**Supplied entries**
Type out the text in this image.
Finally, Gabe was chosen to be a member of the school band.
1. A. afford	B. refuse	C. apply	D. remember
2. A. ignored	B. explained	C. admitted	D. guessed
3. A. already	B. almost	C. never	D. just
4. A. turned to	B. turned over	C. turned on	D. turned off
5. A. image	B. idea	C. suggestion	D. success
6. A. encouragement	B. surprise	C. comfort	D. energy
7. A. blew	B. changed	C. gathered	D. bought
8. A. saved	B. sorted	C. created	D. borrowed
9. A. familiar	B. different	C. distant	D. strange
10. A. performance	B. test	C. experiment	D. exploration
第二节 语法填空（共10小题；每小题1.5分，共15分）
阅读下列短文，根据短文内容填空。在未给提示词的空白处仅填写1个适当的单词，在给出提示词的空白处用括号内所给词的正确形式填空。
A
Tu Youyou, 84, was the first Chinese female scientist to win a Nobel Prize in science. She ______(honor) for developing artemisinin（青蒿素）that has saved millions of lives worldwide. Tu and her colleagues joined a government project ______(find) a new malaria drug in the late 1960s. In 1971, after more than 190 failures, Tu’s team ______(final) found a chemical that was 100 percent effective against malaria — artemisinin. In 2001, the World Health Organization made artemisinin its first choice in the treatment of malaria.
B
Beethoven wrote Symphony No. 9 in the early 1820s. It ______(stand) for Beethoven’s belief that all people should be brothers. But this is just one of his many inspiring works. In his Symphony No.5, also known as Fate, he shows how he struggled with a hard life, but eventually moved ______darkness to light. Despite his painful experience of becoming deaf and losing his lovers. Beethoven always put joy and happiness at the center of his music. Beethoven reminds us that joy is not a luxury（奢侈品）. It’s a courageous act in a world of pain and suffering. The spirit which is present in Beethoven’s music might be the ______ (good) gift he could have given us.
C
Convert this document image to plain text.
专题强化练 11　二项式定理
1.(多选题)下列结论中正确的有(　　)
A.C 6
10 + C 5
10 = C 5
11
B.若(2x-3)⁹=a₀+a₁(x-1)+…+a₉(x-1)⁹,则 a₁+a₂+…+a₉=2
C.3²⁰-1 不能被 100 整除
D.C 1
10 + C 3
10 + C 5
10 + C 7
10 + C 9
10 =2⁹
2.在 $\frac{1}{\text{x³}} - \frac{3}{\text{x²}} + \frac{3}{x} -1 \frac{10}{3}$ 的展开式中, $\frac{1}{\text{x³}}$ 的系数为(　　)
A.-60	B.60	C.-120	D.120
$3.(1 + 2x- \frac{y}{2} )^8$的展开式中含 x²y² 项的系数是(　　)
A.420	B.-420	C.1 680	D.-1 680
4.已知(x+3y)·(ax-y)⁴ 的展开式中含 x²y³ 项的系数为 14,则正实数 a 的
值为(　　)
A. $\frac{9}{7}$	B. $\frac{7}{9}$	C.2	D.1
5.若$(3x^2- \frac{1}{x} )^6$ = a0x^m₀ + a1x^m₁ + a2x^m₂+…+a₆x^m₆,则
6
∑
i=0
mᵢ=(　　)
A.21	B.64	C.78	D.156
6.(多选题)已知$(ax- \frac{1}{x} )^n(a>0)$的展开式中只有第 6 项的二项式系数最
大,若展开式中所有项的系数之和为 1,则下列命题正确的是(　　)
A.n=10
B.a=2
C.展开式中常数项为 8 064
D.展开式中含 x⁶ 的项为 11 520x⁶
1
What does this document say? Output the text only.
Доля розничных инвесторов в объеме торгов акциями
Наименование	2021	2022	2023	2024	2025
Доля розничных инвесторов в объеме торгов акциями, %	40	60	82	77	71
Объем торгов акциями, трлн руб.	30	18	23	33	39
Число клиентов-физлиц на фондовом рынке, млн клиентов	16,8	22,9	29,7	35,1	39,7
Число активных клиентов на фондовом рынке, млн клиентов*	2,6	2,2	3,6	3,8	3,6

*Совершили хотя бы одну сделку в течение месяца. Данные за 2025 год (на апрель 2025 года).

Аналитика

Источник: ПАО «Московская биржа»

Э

**Task**
Output all of the material, please, exactly as it stands.

**In response**
Type out the text in this image.
Finally, Gabe was chosen to be a member of the school band.
1. A. afford	B. refuse	C. apply	D. remember
2. A. ignored	B. explained	C. admitted	D. guessed
3. A. already	B. almost	C. never	D. just
4. A. turned to	B. turned over	C. turned on	D. turned off
5. A. image	B. idea	C. suggestion	D. success
6. A. encouragement	B. surprise	C. comfort	D. energy
7. A. blew	B. changed	C. gathered	D. bought
8. A. saved	B. sorted	C. created	D. borrowed
9. A. familiar	B. different	C. distant	D. strange
10. A. performance	B. test	C. experiment	D. exploration
第二节 语法填空（共10小题；每小题1.5分，共15分）
阅读下列短文，根据短文内容填空。在未给提示词的空白处仅填写1个适当的单词，在给出提示词的空白处用括号内所给词的正确形式填空。
A
Tu Youyou, 84, was the first Chinese female scientist to win a Nobel Prize in science. She ______(honor) for developing artemisinin（青蒿素）that has saved millions of lives worldwide. Tu and her colleagues joined a government project ______(find) a new malaria drug in the late 1960s. In 1971, after more than 190 failures, Tu’s team ______(final) found a chemical that was 100 percent effective against malaria — artemisinin. In 2001, the World Health Organization made artemisinin its first choice in the treatment of malaria.
B
Beethoven wrote Symphony No. 9 in the early 1820s. It ______(stand) for Beethoven’s belief that all people should be brothers. But this is just one of his many inspiring works. In his Symphony No.5, also known as Fate, he shows how he struggled with a hard life, but eventually moved ______darkness to light. Despite his painful experience of becoming deaf and losing his lovers. Beethoven always put joy and happiness at the center of his music. Beethoven reminds us that joy is not a luxury（奢侈品）. It’s a courageous act in a world of pain and suffering. The spirit which is present in Beethoven’s music might be the ______ (good) gift he could have given us.
C
Convert this document image to plain text.
专题强化练 11　二项式定理
1.(多选题)下列结论中正确的有(　　)
A.C 6
10 + C 5
10 = C 5
11
B.若(2x-3)⁹=a₀+a₁(x-1)+…+a₉(x-1)⁹,则 a₁+a₂+…+a₉=2
C.3²⁰-1 不能被 100 整除
D.C 1
10 + C 3
10 + C 5
10 + C 7
10 + C 9
10 =2⁹
2.在 $\frac{1}{\text{x³}} - \frac{3}{\text{x²}} + \frac{3}{x} -1 \frac{10}{3}$ 的展开式中, $\frac{1}{\text{x³}}$ 的系数为(　　)
A.-60	B.60	C.-120	D.120
$3.(1 + 2x- \frac{y}{2} )^8$的展开式中含 x²y² 项的系数是(　　)
A.420	B.-420	C.1 680	D.-1 680
4.已知(x+3y)·(ax-y)⁴ 的展开式中含 x²y³ 项的系数为 14,则正实数 a 的
值为(　　)
A. $\frac{9}{7}$	B. $\frac{7}{9}$	C.2	D.1
5.若$(3x^2- \frac{1}{x} )^6$ = a0x^m₀ + a1x^m₁ + a2x^m₂+…+a₆x^m₆,则
6
∑
i=0
mᵢ=(　　)
A.21	B.64	C.78	D.156
6.(多选题)已知$(ax- \frac{1}{x} )^n(a>0)$的展开式中只有第 6 项的二项式系数最
大,若展开式中所有项的系数之和为 1,则下列命题正确的是(　　)
A.n=10
B.a=2
C.展开式中常数项为 8 064
D.展开式中含 x⁶ 的项为 11 520x⁶
1
What does this document say? Output the text only.
Доля розничных инвесторов в объеме торгов акциями
Наименование	2021	2022	2023	2024	2025
Доля розничных инвесторов в объеме торгов акциями, %	40	60	82	77	71
Объем торгов акциями, трлн руб.	30	18	23	33	39
Число клиентов-физлиц на фондовом рынке, млн клиентов	16,8	22,9	29,7	35,1	39,7
Число активных клиентов на фондовом рынке, млн клиентов*	2,6	2,2	3,6	3,8	3,6

*Совершили хотя бы одну сделку в течение месяца. Данные за 2025 год (на апрель 2025 года).

Аналитика

Источник: ПАО «Московская биржа»

Э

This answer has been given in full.